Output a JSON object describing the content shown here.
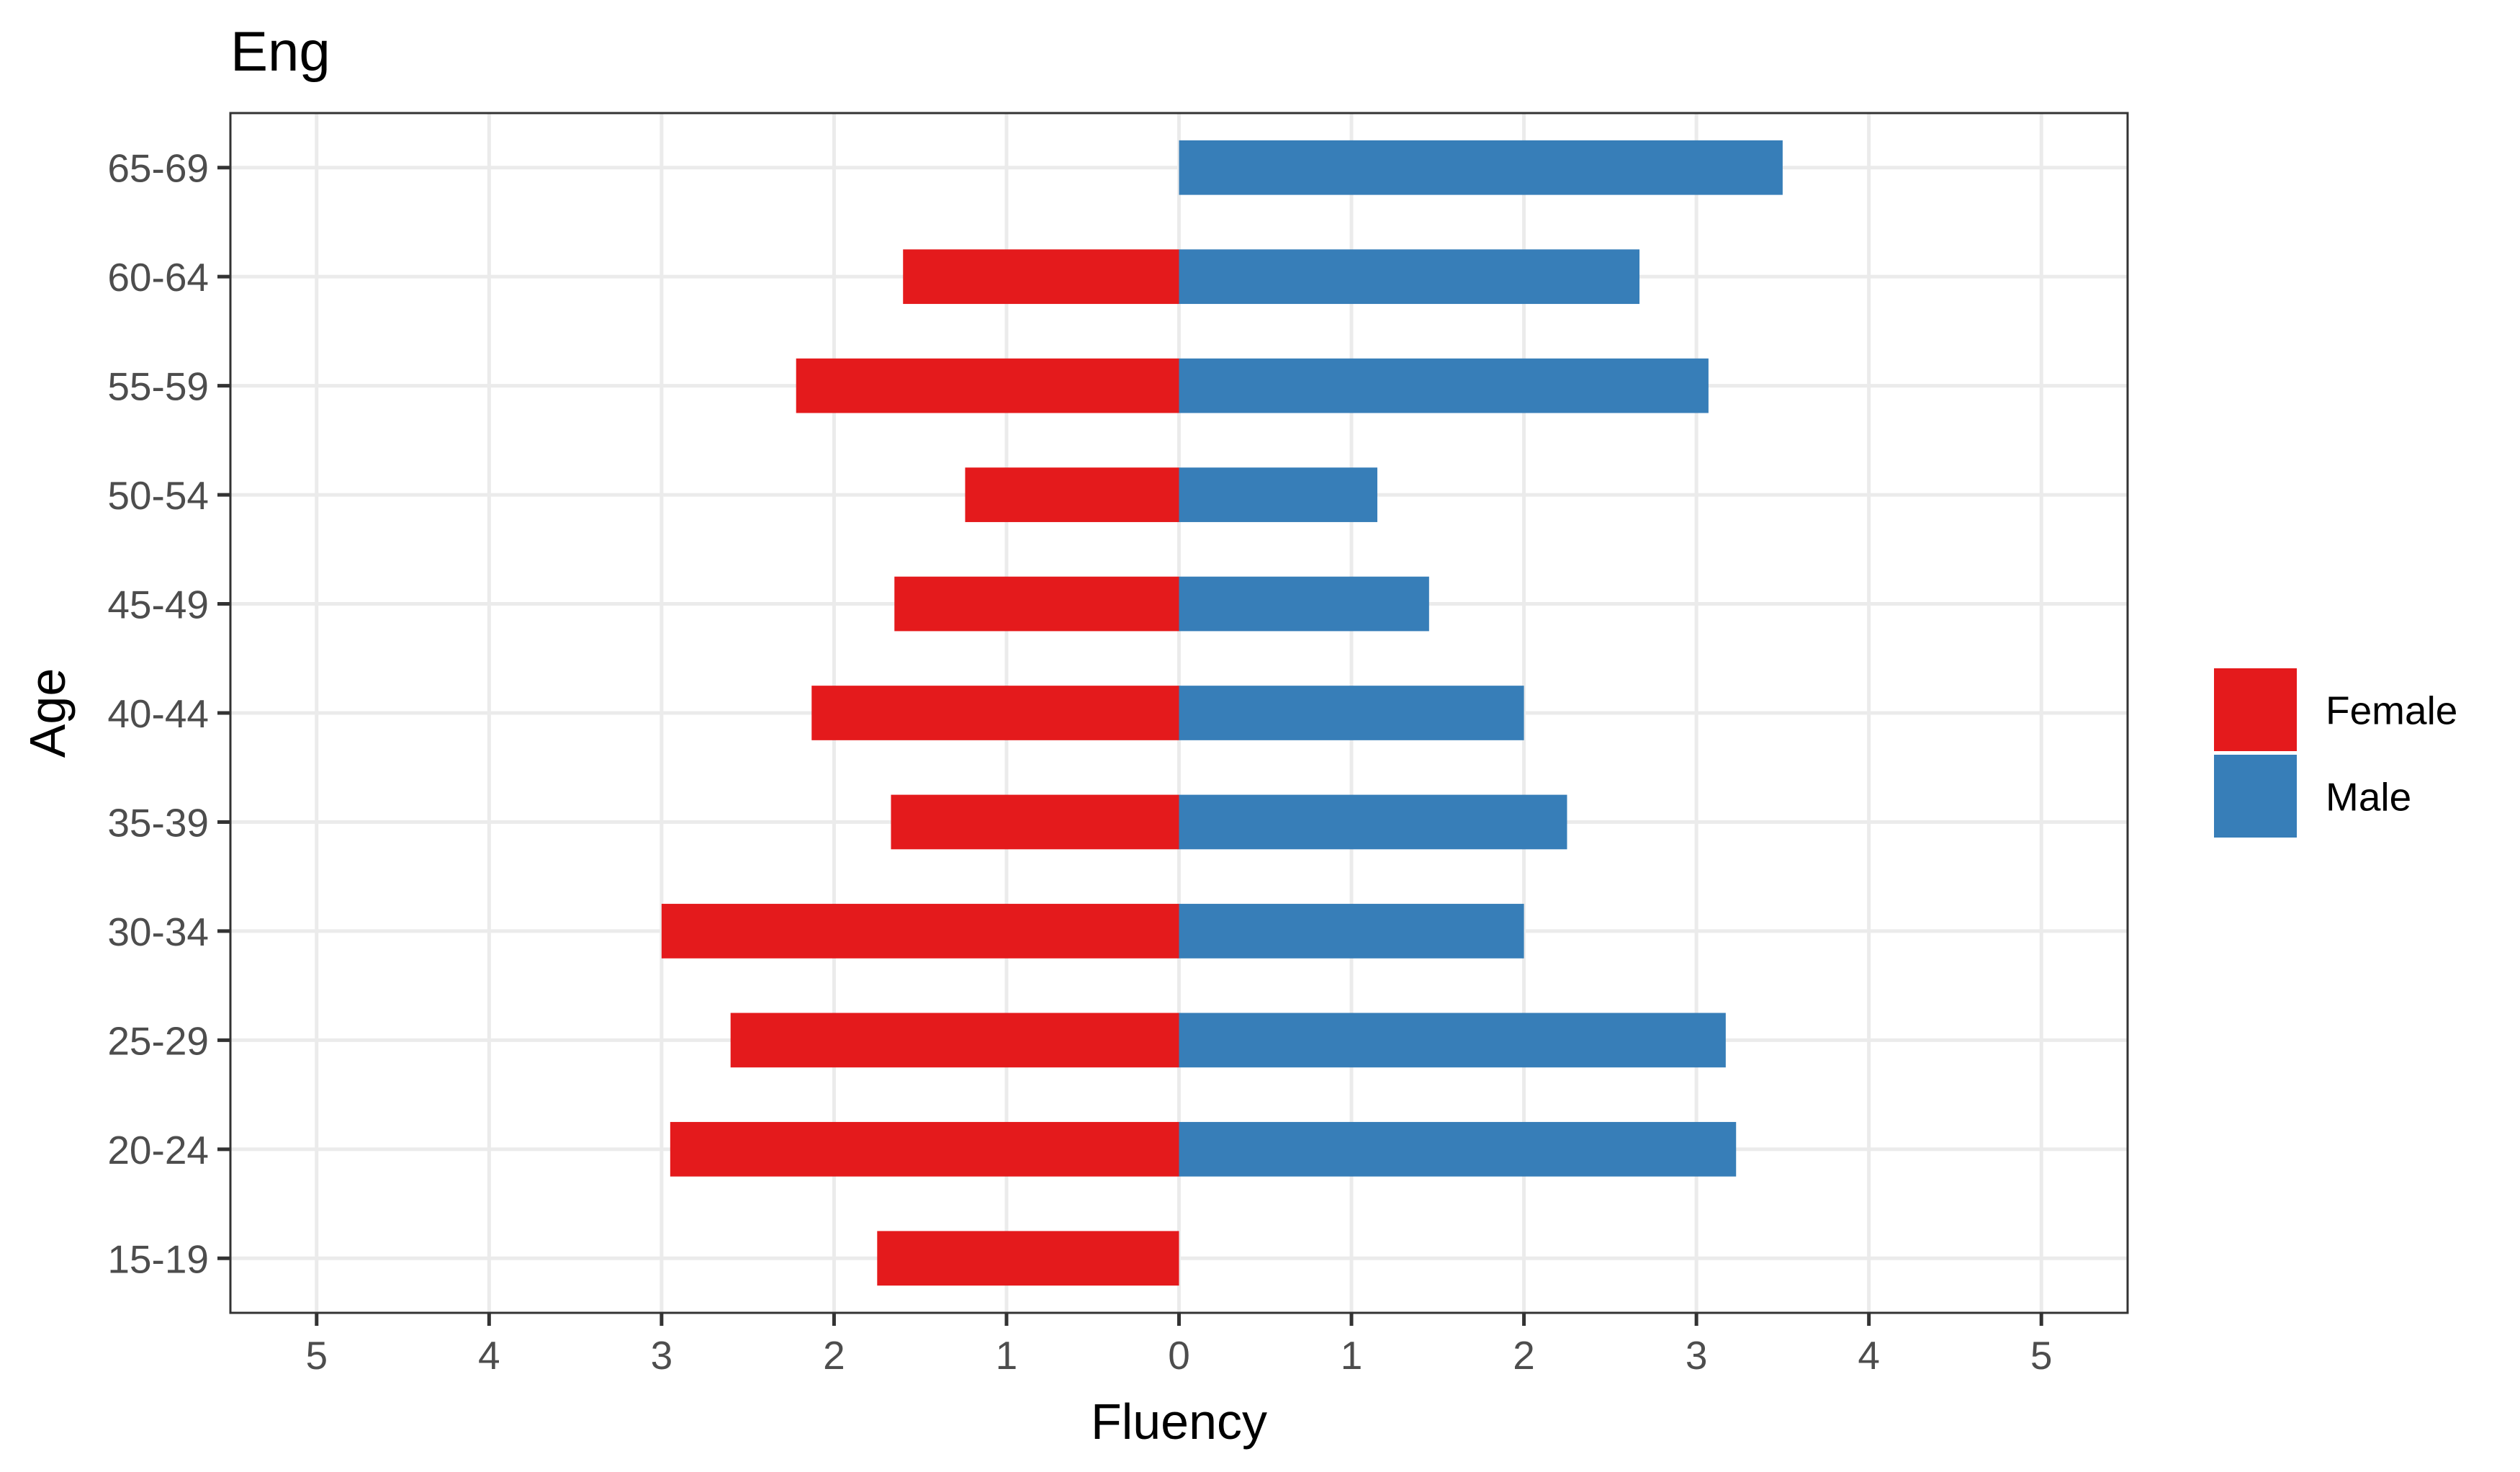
{
  "chart_data": {
    "type": "bar",
    "orientation": "horizontal",
    "title": "Eng",
    "xlabel": "Fluency",
    "ylabel": "Age",
    "categories": [
      "15-19",
      "20-24",
      "25-29",
      "30-34",
      "35-39",
      "40-44",
      "45-49",
      "50-54",
      "55-59",
      "60-64",
      "65-69"
    ],
    "series": [
      {
        "name": "Female",
        "color": "#e41a1c",
        "values": [
          1.75,
          2.95,
          2.6,
          3.0,
          1.67,
          2.13,
          1.65,
          1.24,
          2.22,
          1.6,
          null
        ]
      },
      {
        "name": "Male",
        "color": "#377eb8",
        "values": [
          null,
          3.23,
          3.17,
          2.0,
          2.25,
          2.0,
          1.45,
          1.15,
          3.07,
          2.67,
          3.5
        ]
      }
    ],
    "xlim": [
      -5.5,
      5.5
    ],
    "x_ticks": [
      -5,
      -4,
      -3,
      -2,
      -1,
      0,
      1,
      2,
      3,
      4,
      5
    ],
    "x_tick_labels": [
      "5",
      "4",
      "3",
      "2",
      "1",
      "0",
      "1",
      "2",
      "3",
      "4",
      "5"
    ],
    "grid": true,
    "legend_position": "right"
  }
}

------------------------

• [Given request]
Copy every record above exactly, leaving out any pictures.

• [The reply]
Output a JSON object describing the content shown here.
{
  "chart_data": {
    "type": "bar",
    "orientation": "horizontal",
    "title": "Eng",
    "xlabel": "Fluency",
    "ylabel": "Age",
    "categories": [
      "15-19",
      "20-24",
      "25-29",
      "30-34",
      "35-39",
      "40-44",
      "45-49",
      "50-54",
      "55-59",
      "60-64",
      "65-69"
    ],
    "series": [
      {
        "name": "Female",
        "color": "#e41a1c",
        "values": [
          1.75,
          2.95,
          2.6,
          3.0,
          1.67,
          2.13,
          1.65,
          1.24,
          2.22,
          1.6,
          null
        ]
      },
      {
        "name": "Male",
        "color": "#377eb8",
        "values": [
          null,
          3.23,
          3.17,
          2.0,
          2.25,
          2.0,
          1.45,
          1.15,
          3.07,
          2.67,
          3.5
        ]
      }
    ],
    "xlim": [
      -5.5,
      5.5
    ],
    "x_ticks": [
      -5,
      -4,
      -3,
      -2,
      -1,
      0,
      1,
      2,
      3,
      4,
      5
    ],
    "x_tick_labels": [
      "5",
      "4",
      "3",
      "2",
      "1",
      "0",
      "1",
      "2",
      "3",
      "4",
      "5"
    ],
    "grid": true,
    "legend_position": "right"
  }
}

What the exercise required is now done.